• **REQUEST**: Lift out all lines below that contain "Classification".
══ MATERIAL SUPPLIED
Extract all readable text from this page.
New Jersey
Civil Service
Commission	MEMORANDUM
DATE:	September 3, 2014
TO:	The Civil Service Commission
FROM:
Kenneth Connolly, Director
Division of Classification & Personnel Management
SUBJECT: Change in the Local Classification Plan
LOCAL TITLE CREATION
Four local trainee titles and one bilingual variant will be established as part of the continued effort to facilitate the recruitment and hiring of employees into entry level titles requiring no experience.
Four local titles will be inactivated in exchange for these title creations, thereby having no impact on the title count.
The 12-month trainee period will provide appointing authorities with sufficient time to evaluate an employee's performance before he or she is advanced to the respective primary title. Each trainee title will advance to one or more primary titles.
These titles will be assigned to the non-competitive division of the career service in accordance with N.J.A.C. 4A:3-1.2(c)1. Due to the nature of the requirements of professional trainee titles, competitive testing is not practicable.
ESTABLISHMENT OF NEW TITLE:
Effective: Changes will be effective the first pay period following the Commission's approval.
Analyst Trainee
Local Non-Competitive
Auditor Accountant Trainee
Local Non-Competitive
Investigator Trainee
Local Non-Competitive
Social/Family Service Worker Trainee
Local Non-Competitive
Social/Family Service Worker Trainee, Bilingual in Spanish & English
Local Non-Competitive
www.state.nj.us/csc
════
• **COMPLETE OUTPUT**:
Division of Classification & Personnel Management
SUBJECT: Change in the Local Classification Plan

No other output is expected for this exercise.